- _Directions_: Look for "FUNCTION" in the listing below. Gather each line that contains it.

── Task data

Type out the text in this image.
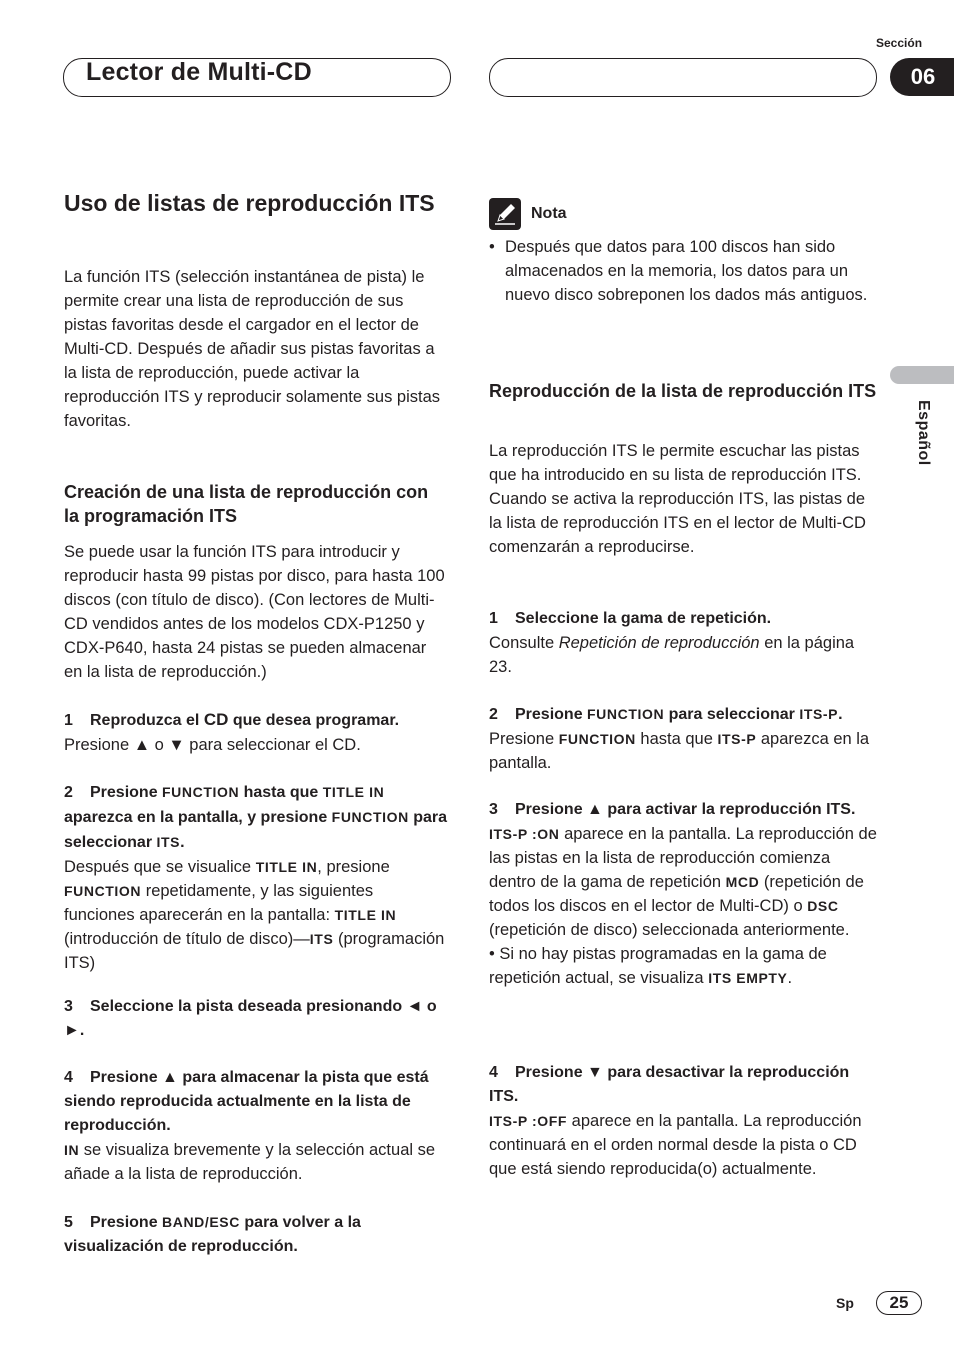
Lector de Multi-CD
Sección
06
Español
Uso de listas de reproducción ITS

La función ITS (selección instantánea de pista) le permite crear una lista de reproducción de sus pistas favoritas desde el cargador en el lector de Multi-CD. Después de añadir sus pistas favoritas a la lista de reproducción, puede activar la reproducción ITS y reproducir solamente sus pistas favoritas.

Creación de una lista de reproducción con la programación ITS

Se puede usar la función ITS para introducir y reproducir hasta 99 pistas por disco, para hasta 100 discos (con título de disco). (Con lectores de Multi-CD vendidos antes de los modelos CDX-P1250 y CDX-P640, hasta 24 pistas se pueden almacenar en la lista de reproducción.)

1 Reproduzca el CD que desea programar.

Presione ▲ o ▼ para seleccionar el CD.

2 Presione FUNCTION hasta que TITLE IN aparezca en la pantalla, y presione FUNCTION para seleccionar ITS.

Después que se visualice TITLE IN, presione FUNCTION repetidamente, y las siguientes funciones aparecerán en la pantalla: TITLE IN (introducción de título de disco)—ITS (programación ITS)

3 Seleccione la pista deseada presionando ◄ o ►.

4 Presione ▲ para almacenar la pista que está siendo reproducida actualmente en la lista de reproducción.

IN se visualiza brevemente y la selección actual se añade a la lista de reproducción.

5 Presione BAND/ESC para volver a la visualización de reproducción.

Nota
• Después que datos para 100 discos han sido almacenados en la memoria, los datos para un nuevo disco sobreponen los dados más antiguos.
Reproducción de la lista de reproducción ITS

La reproducción ITS le permite escuchar las pistas que ha introducido en su lista de reproducción ITS. Cuando se activa la reproducción ITS, las pistas de la lista de reproducción ITS en el lector de Multi-CD comenzarán a reproducirse.

1 Seleccione la gama de repetición.

Consulte Repetición de reproducción en la página 23.

2 Presione FUNCTION para seleccionar ITS-P.

Presione FUNCTION hasta que ITS-P aparezca en la pantalla.

3 Presione ▲ para activar la reproducción ITS.

ITS-P :ON aparece en la pantalla. La reproducción de las pistas en la lista de reproducción comienza dentro de la gama de repetición MCD (repetición de todos los discos en el lector de Multi-CD) o DSC (repetición de disco) seleccionada anteriormente.

• Si no hay pistas programadas en la gama de repetición actual, se visualiza ITS EMPTY.

4 Presione ▼ para desactivar la reproducción ITS.

ITS-P :OFF aparece en la pantalla. La reproducción continuará en el orden normal desde la pista o CD que está siendo reproducida(o) actualmente.

Sp	25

────

- _Task answer_:
2 Presione FUNCTION hasta que TITLE IN aparezca en la pantalla, y presione FUNCTION para seleccionar ITS.
Después que se visualice TITLE IN, presione FUNCTION repetidamente, y las siguientes funciones aparecerán en la pantalla: TITLE IN (introducción de título de disco)—ITS (programación ITS)
2 Presione FUNCTION para seleccionar ITS-P.
Presione FUNCTION hasta que ITS-P aparezca en la pantalla.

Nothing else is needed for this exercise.